Items in a dataset:
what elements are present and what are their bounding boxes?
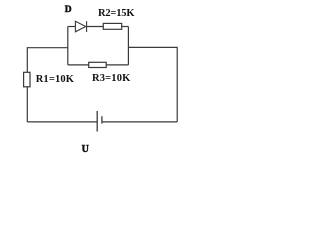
svg-text:D: D xyxy=(65,5,72,15)
svg-text:R3=10K: R3=10K xyxy=(92,73,131,84)
wire: R2 to right node of parallel section xyxy=(122,26,129,28)
battery U short plate xyxy=(101,116,103,123)
wire top-right: parallel section to right rail xyxy=(128,47,177,122)
wire: bottom rail left to battery xyxy=(27,121,97,123)
wire: anode lead of diode xyxy=(68,26,76,28)
node B: right vertical of parallel section xyxy=(127,27,129,65)
wire top-left: left node to parallel section xyxy=(27,48,68,73)
node A: left vertical of parallel section xyxy=(67,27,69,65)
svg-text:R2=15K: R2=15K xyxy=(98,8,135,19)
svg-text:R1=10K: R1=10K xyxy=(36,74,75,85)
resistor R2 xyxy=(103,23,121,29)
svg-text:U: U xyxy=(82,144,90,155)
wire: battery to bottom rail right xyxy=(102,121,177,123)
wire: diode cathode to R2 xyxy=(87,26,103,28)
wire: R3 branch right lead xyxy=(106,64,128,66)
resistor R1 xyxy=(24,72,30,87)
wire: R3 branch left lead xyxy=(68,64,89,66)
diode D symbol xyxy=(75,21,86,32)
wire: left vertical below R1 to bottom rail xyxy=(26,87,28,122)
battery U long plate xyxy=(96,111,98,132)
resistor R3 xyxy=(89,62,107,67)
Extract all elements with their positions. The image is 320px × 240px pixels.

INSTRUCTION ->
Pull every line from the listing above and reproduce each one word for word. Omit the pictures from your answer.

OUTPUT ->
what elements are present and what are their bounding boxes?
svg-text:D: D xyxy=(65,5,72,15)
svg-text:R3=10K: R3=10K xyxy=(92,73,131,84)
wire: R2 to right node of parallel section xyxy=(122,26,129,28)
battery U short plate xyxy=(101,116,103,123)
wire top-right: parallel section to right rail xyxy=(128,47,177,122)
wire: bottom rail left to battery xyxy=(27,121,97,123)
wire: anode lead of diode xyxy=(68,26,76,28)
node B: right vertical of parallel section xyxy=(127,27,129,65)
wire top-left: left node to parallel section xyxy=(27,48,68,73)
node A: left vertical of parallel section xyxy=(67,27,69,65)
svg-text:R2=15K: R2=15K xyxy=(98,8,135,19)
svg-text:R1=10K: R1=10K xyxy=(36,74,75,85)
resistor R2 xyxy=(103,23,121,29)
svg-text:U: U xyxy=(82,144,90,155)
wire: battery to bottom rail right xyxy=(102,121,177,123)
wire: diode cathode to R2 xyxy=(87,26,103,28)
wire: R3 branch right lead xyxy=(106,64,128,66)
resistor R1 xyxy=(24,72,30,87)
wire: R3 branch left lead xyxy=(68,64,89,66)
diode D symbol xyxy=(75,21,86,32)
wire: left vertical below R1 to bottom rail xyxy=(26,87,28,122)
battery U long plate xyxy=(96,111,98,132)
resistor R3 xyxy=(89,62,107,67)
Extract all elements with their positions. The image is 320px × 240px pixels.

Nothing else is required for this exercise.